— START Working data —

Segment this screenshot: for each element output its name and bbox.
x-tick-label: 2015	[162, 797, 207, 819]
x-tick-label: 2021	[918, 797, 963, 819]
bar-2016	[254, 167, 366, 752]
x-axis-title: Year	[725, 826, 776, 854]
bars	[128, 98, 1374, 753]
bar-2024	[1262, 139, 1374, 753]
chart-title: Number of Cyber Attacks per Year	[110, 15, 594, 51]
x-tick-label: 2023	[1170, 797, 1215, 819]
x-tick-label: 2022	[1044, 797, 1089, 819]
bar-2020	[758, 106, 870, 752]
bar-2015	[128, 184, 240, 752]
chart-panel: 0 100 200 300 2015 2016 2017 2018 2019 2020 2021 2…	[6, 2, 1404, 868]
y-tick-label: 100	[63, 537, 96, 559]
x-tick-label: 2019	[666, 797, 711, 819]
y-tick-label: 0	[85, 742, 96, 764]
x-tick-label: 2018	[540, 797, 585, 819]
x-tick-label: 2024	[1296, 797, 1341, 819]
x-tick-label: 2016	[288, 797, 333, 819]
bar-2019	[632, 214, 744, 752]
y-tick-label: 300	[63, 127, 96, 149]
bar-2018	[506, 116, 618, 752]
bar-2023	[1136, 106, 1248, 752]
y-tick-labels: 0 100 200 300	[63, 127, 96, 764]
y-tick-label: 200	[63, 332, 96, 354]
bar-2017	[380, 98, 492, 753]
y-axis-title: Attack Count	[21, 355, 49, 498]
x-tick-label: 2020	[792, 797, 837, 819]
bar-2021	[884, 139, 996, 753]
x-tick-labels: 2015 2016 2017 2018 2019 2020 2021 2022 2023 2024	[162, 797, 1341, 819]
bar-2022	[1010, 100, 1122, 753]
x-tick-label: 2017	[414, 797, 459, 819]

— END Working data —

- _Exercise_: Repeat every line of the entries above verbatim.

- _Answer to the exercise_:
Segment this screenshot: for each element output its name and bbox.
x-tick-label: 2015	[162, 797, 207, 819]
x-tick-label: 2021	[918, 797, 963, 819]
bar-2016	[254, 167, 366, 752]
x-axis-title: Year	[725, 826, 776, 854]
bars	[128, 98, 1374, 753]
bar-2024	[1262, 139, 1374, 753]
chart-title: Number of Cyber Attacks per Year	[110, 15, 594, 51]
x-tick-label: 2023	[1170, 797, 1215, 819]
x-tick-label: 2022	[1044, 797, 1089, 819]
bar-2020	[758, 106, 870, 752]
bar-2015	[128, 184, 240, 752]
chart-panel: 0 100 200 300 2015 2016 2017 2018 2019 2020 2021 2…	[6, 2, 1404, 868]
y-tick-label: 100	[63, 537, 96, 559]
x-tick-label: 2019	[666, 797, 711, 819]
y-tick-label: 0	[85, 742, 96, 764]
x-tick-label: 2018	[540, 797, 585, 819]
x-tick-label: 2024	[1296, 797, 1341, 819]
x-tick-label: 2016	[288, 797, 333, 819]
bar-2019	[632, 214, 744, 752]
y-tick-label: 300	[63, 127, 96, 149]
bar-2018	[506, 116, 618, 752]
bar-2023	[1136, 106, 1248, 752]
y-tick-labels: 0 100 200 300	[63, 127, 96, 764]
y-tick-label: 200	[63, 332, 96, 354]
bar-2017	[380, 98, 492, 753]
y-axis-title: Attack Count	[21, 355, 49, 498]
x-tick-label: 2020	[792, 797, 837, 819]
bar-2021	[884, 139, 996, 753]
x-tick-labels: 2015 2016 2017 2018 2019 2020 2021 2022 2023 2024	[162, 797, 1341, 819]
bar-2022	[1010, 100, 1122, 753]
x-tick-label: 2017	[414, 797, 459, 819]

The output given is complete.